**Aim**
Return all entries precisely as they stand, without the images.

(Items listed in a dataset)

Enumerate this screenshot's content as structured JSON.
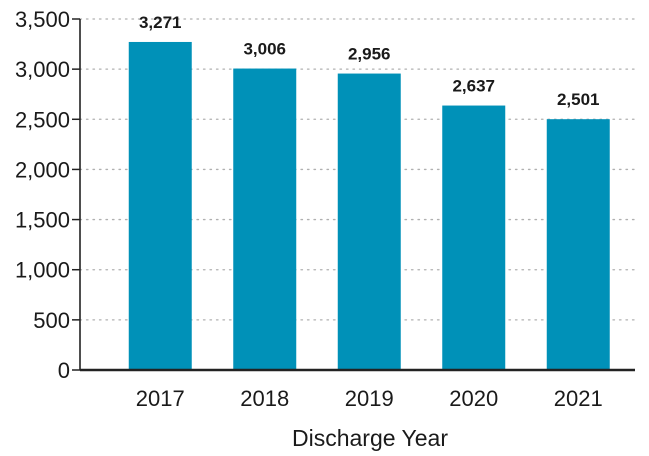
{
  "chart_data": {
    "type": "bar",
    "title": "",
    "xlabel": "Discharge Year",
    "ylabel": "",
    "categories": [
      "2017",
      "2018",
      "2019",
      "2020",
      "2021"
    ],
    "values": [
      3271,
      3006,
      2956,
      2637,
      2501
    ],
    "value_labels": [
      "3,271",
      "3,006",
      "2,956",
      "2,637",
      "2,501"
    ],
    "ylim": [
      0,
      3500
    ],
    "yticks": [
      0,
      500,
      1000,
      1500,
      2000,
      2500,
      3000,
      3500
    ],
    "ytick_labels": [
      "0",
      "500",
      "1,000",
      "1,500",
      "2,000",
      "2,500",
      "3,000",
      "3,500"
    ],
    "grid": true,
    "grid_style": "dotted",
    "legend": "none",
    "bar_color": "#0091b8",
    "axis_color": "#222222",
    "grid_color": "#b0b0b0",
    "text_color": "#1a1a1a"
  }
}
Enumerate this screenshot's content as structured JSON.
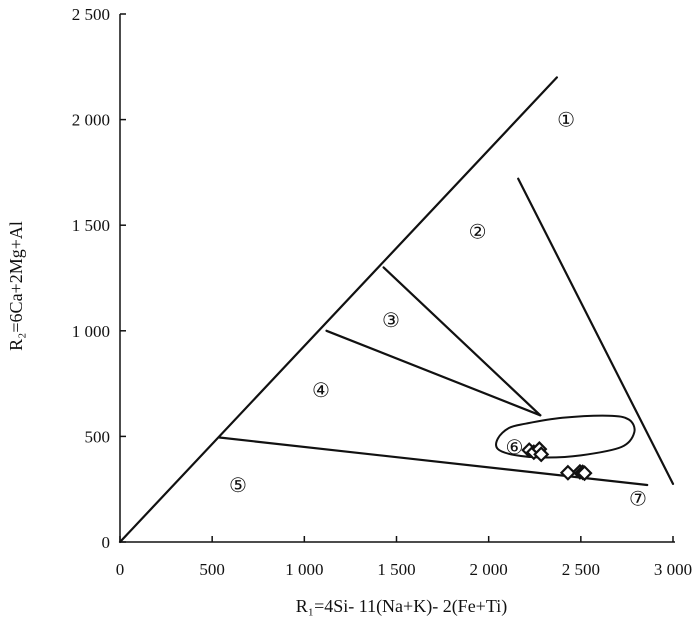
{
  "chart_data": {
    "type": "scatter",
    "xlabel": "R₁=4Si- 11(Na+K)- 2(Fe+Ti)",
    "ylabel": "R₂=6Ca+2Mg+Al",
    "xlim": [
      0,
      3000
    ],
    "ylim": [
      0,
      2500
    ],
    "x_ticks": [
      {
        "value": 0,
        "label": "0"
      },
      {
        "value": 500,
        "label": "500"
      },
      {
        "value": 1000,
        "label": "1 000"
      },
      {
        "value": 1500,
        "label": "1 500"
      },
      {
        "value": 2000,
        "label": "2 000"
      },
      {
        "value": 2500,
        "label": "2 500"
      },
      {
        "value": 3000,
        "label": "3 000"
      }
    ],
    "y_ticks": [
      {
        "value": 0,
        "label": "0"
      },
      {
        "value": 500,
        "label": "500"
      },
      {
        "value": 1000,
        "label": "1 000"
      },
      {
        "value": 1500,
        "label": "1 500"
      },
      {
        "value": 2000,
        "label": "2 000"
      },
      {
        "value": 2500,
        "label": "2 500"
      }
    ],
    "grid": false,
    "boundaries": [
      {
        "name": "diagonal",
        "points": [
          [
            0,
            0
          ],
          [
            2370,
            2200
          ]
        ]
      },
      {
        "name": "base",
        "points": [
          [
            540,
            495
          ],
          [
            2860,
            270
          ]
        ]
      },
      {
        "name": "line-4-5",
        "points": [
          [
            1120,
            1000
          ],
          [
            2280,
            600
          ]
        ]
      },
      {
        "name": "line-3-4",
        "points": [
          [
            1430,
            1300
          ],
          [
            2280,
            600
          ]
        ]
      },
      {
        "name": "line-1-2",
        "points": [
          [
            2160,
            1720
          ],
          [
            3000,
            275
          ]
        ]
      }
    ],
    "enclosure": [
      [
        2200,
        560
      ],
      [
        2400,
        588
      ],
      [
        2650,
        598
      ],
      [
        2760,
        580
      ],
      [
        2790,
        520
      ],
      [
        2720,
        450
      ],
      [
        2500,
        410
      ],
      [
        2300,
        400
      ],
      [
        2140,
        412
      ],
      [
        2050,
        440
      ],
      [
        2050,
        490
      ],
      [
        2110,
        540
      ],
      [
        2200,
        560
      ]
    ],
    "regions": [
      {
        "label": "①",
        "x": 2420,
        "y": 2000
      },
      {
        "label": "②",
        "x": 1940,
        "y": 1470
      },
      {
        "label": "③",
        "x": 1470,
        "y": 1050
      },
      {
        "label": "④",
        "x": 1090,
        "y": 720
      },
      {
        "label": "⑤",
        "x": 640,
        "y": 270
      },
      {
        "label": "⑥",
        "x": 2140,
        "y": 450
      },
      {
        "label": "⑦",
        "x": 2810,
        "y": 205
      }
    ],
    "series": [
      {
        "marker": "diamond",
        "points": [
          [
            2220,
            435
          ],
          [
            2245,
            425
          ],
          [
            2275,
            440
          ],
          [
            2285,
            415
          ],
          [
            2430,
            328
          ],
          [
            2495,
            332
          ],
          [
            2510,
            330
          ],
          [
            2520,
            326
          ]
        ]
      }
    ]
  }
}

**Exercise output**
Enumerate this screenshot's content as structured JSON.
{
  "chart_data": {
    "type": "bar",
    "title": "",
    "xlabel": "Discharge Year",
    "ylabel": "",
    "categories": [
      "2017",
      "2018",
      "2019",
      "2020",
      "2021"
    ],
    "values": [
      3271,
      3006,
      2956,
      2637,
      2501
    ],
    "value_labels": [
      "3,271",
      "3,006",
      "2,956",
      "2,637",
      "2,501"
    ],
    "ylim": [
      0,
      3500
    ],
    "yticks": [
      0,
      500,
      1000,
      1500,
      2000,
      2500,
      3000,
      3500
    ],
    "ytick_labels": [
      "0",
      "500",
      "1,000",
      "1,500",
      "2,000",
      "2,500",
      "3,000",
      "3,500"
    ],
    "grid": true,
    "grid_style": "dotted",
    "legend": "none",
    "bar_color": "#0091b8",
    "axis_color": "#222222",
    "grid_color": "#b0b0b0",
    "text_color": "#1a1a1a"
  }
}
Enumerate this screenshot's content as structured JSON.
{
  "chart_data": {
    "type": "scatter",
    "xlabel": "R₁=4Si- 11(Na+K)- 2(Fe+Ti)",
    "ylabel": "R₂=6Ca+2Mg+Al",
    "xlim": [
      0,
      3000
    ],
    "ylim": [
      0,
      2500
    ],
    "x_ticks": [
      {
        "value": 0,
        "label": "0"
      },
      {
        "value": 500,
        "label": "500"
      },
      {
        "value": 1000,
        "label": "1 000"
      },
      {
        "value": 1500,
        "label": "1 500"
      },
      {
        "value": 2000,
        "label": "2 000"
      },
      {
        "value": 2500,
        "label": "2 500"
      },
      {
        "value": 3000,
        "label": "3 000"
      }
    ],
    "y_ticks": [
      {
        "value": 0,
        "label": "0"
      },
      {
        "value": 500,
        "label": "500"
      },
      {
        "value": 1000,
        "label": "1 000"
      },
      {
        "value": 1500,
        "label": "1 500"
      },
      {
        "value": 2000,
        "label": "2 000"
      },
      {
        "value": 2500,
        "label": "2 500"
      }
    ],
    "grid": false,
    "boundaries": [
      {
        "name": "diagonal",
        "points": [
          [
            0,
            0
          ],
          [
            2370,
            2200
          ]
        ]
      },
      {
        "name": "base",
        "points": [
          [
            540,
            495
          ],
          [
            2860,
            270
          ]
        ]
      },
      {
        "name": "line-4-5",
        "points": [
          [
            1120,
            1000
          ],
          [
            2280,
            600
          ]
        ]
      },
      {
        "name": "line-3-4",
        "points": [
          [
            1430,
            1300
          ],
          [
            2280,
            600
          ]
        ]
      },
      {
        "name": "line-1-2",
        "points": [
          [
            2160,
            1720
          ],
          [
            3000,
            275
          ]
        ]
      }
    ],
    "enclosure": [
      [
        2200,
        560
      ],
      [
        2400,
        588
      ],
      [
        2650,
        598
      ],
      [
        2760,
        580
      ],
      [
        2790,
        520
      ],
      [
        2720,
        450
      ],
      [
        2500,
        410
      ],
      [
        2300,
        400
      ],
      [
        2140,
        412
      ],
      [
        2050,
        440
      ],
      [
        2050,
        490
      ],
      [
        2110,
        540
      ],
      [
        2200,
        560
      ]
    ],
    "regions": [
      {
        "label": "①",
        "x": 2420,
        "y": 2000
      },
      {
        "label": "②",
        "x": 1940,
        "y": 1470
      },
      {
        "label": "③",
        "x": 1470,
        "y": 1050
      },
      {
        "label": "④",
        "x": 1090,
        "y": 720
      },
      {
        "label": "⑤",
        "x": 640,
        "y": 270
      },
      {
        "label": "⑥",
        "x": 2140,
        "y": 450
      },
      {
        "label": "⑦",
        "x": 2810,
        "y": 205
      }
    ],
    "series": [
      {
        "marker": "diamond",
        "points": [
          [
            2220,
            435
          ],
          [
            2245,
            425
          ],
          [
            2275,
            440
          ],
          [
            2285,
            415
          ],
          [
            2430,
            328
          ],
          [
            2495,
            332
          ],
          [
            2510,
            330
          ],
          [
            2520,
            326
          ]
        ]
      }
    ]
  }
}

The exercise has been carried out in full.